Exercise description. Below is a block of records; return all of them exactly, but without the images.

Rows.
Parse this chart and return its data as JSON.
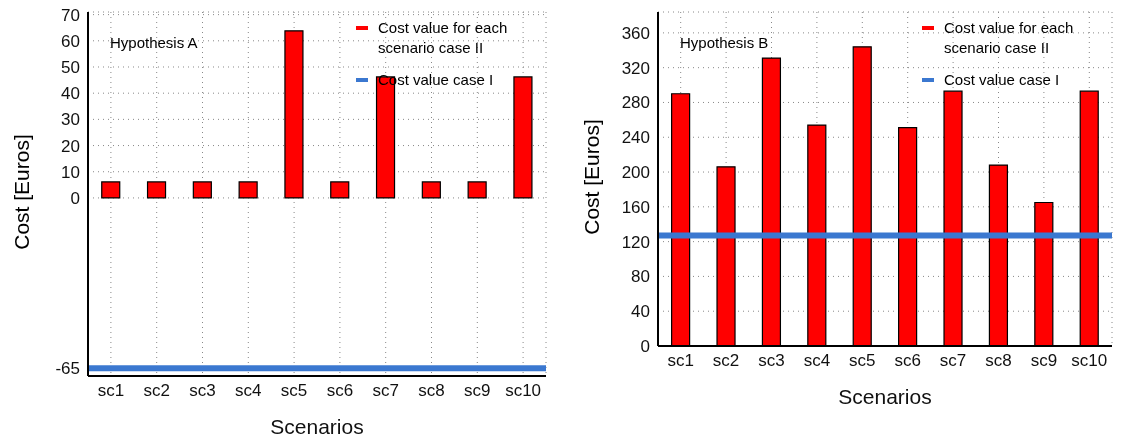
{
  "chart_data": [
    {
      "type": "bar",
      "annotations": [
        "Hypothesis A"
      ],
      "xlabel": "Scenarios",
      "ylabel": "Cost [Euros]",
      "categories": [
        "sc1",
        "sc2",
        "sc3",
        "sc4",
        "sc5",
        "sc6",
        "sc7",
        "sc8",
        "sc9",
        "sc10"
      ],
      "series": [
        {
          "name": "Cost value for each scenario case II",
          "color": "#ff0000",
          "values": [
            6.1,
            6.1,
            6.1,
            6.1,
            63.8,
            6.1,
            46.2,
            6.1,
            6.1,
            46.2
          ]
        }
      ],
      "ref_lines": [
        {
          "axis": "y",
          "value": -65,
          "label": "Cost value case I",
          "color": "#3b78d0"
        }
      ],
      "ylim": [
        -68,
        71
      ],
      "yticks": [
        -65,
        0,
        10,
        20,
        30,
        40,
        50,
        60,
        70
      ],
      "grid": true,
      "legend": "top right"
    },
    {
      "type": "bar",
      "annotations": [
        "Hypothesis B"
      ],
      "xlabel": "Scenarios",
      "ylabel": "Cost [Euros]",
      "categories": [
        "sc1",
        "sc2",
        "sc3",
        "sc4",
        "sc5",
        "sc6",
        "sc7",
        "sc8",
        "sc9",
        "sc10"
      ],
      "series": [
        {
          "name": "Cost value for each scenario case II",
          "color": "#ff0000",
          "values": [
            290,
            206,
            331,
            254,
            344,
            251,
            293,
            208,
            165,
            293
          ]
        }
      ],
      "ref_lines": [
        {
          "axis": "y",
          "value": 127,
          "label": "Cost value case I",
          "color": "#3b78d0"
        }
      ],
      "ylim": [
        0,
        384
      ],
      "yticks": [
        0,
        40,
        80,
        120,
        160,
        200,
        240,
        280,
        320,
        360
      ],
      "grid": true,
      "legend": "top right"
    }
  ]
}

Task response.
Parse this chart and return its data as JSON.
{
  "chart_data": [
    {
      "type": "bar",
      "annotations": [
        "Hypothesis A"
      ],
      "xlabel": "Scenarios",
      "ylabel": "Cost [Euros]",
      "categories": [
        "sc1",
        "sc2",
        "sc3",
        "sc4",
        "sc5",
        "sc6",
        "sc7",
        "sc8",
        "sc9",
        "sc10"
      ],
      "series": [
        {
          "name": "Cost value for each scenario case II",
          "color": "#ff0000",
          "values": [
            6.1,
            6.1,
            6.1,
            6.1,
            63.8,
            6.1,
            46.2,
            6.1,
            6.1,
            46.2
          ]
        }
      ],
      "ref_lines": [
        {
          "axis": "y",
          "value": -65,
          "label": "Cost value case I",
          "color": "#3b78d0"
        }
      ],
      "ylim": [
        -68,
        71
      ],
      "yticks": [
        -65,
        0,
        10,
        20,
        30,
        40,
        50,
        60,
        70
      ],
      "grid": true,
      "legend": "top right"
    },
    {
      "type": "bar",
      "annotations": [
        "Hypothesis B"
      ],
      "xlabel": "Scenarios",
      "ylabel": "Cost [Euros]",
      "categories": [
        "sc1",
        "sc2",
        "sc3",
        "sc4",
        "sc5",
        "sc6",
        "sc7",
        "sc8",
        "sc9",
        "sc10"
      ],
      "series": [
        {
          "name": "Cost value for each scenario case II",
          "color": "#ff0000",
          "values": [
            290,
            206,
            331,
            254,
            344,
            251,
            293,
            208,
            165,
            293
          ]
        }
      ],
      "ref_lines": [
        {
          "axis": "y",
          "value": 127,
          "label": "Cost value case I",
          "color": "#3b78d0"
        }
      ],
      "ylim": [
        0,
        384
      ],
      "yticks": [
        0,
        40,
        80,
        120,
        160,
        200,
        240,
        280,
        320,
        360
      ],
      "grid": true,
      "legend": "top right"
    }
  ]
}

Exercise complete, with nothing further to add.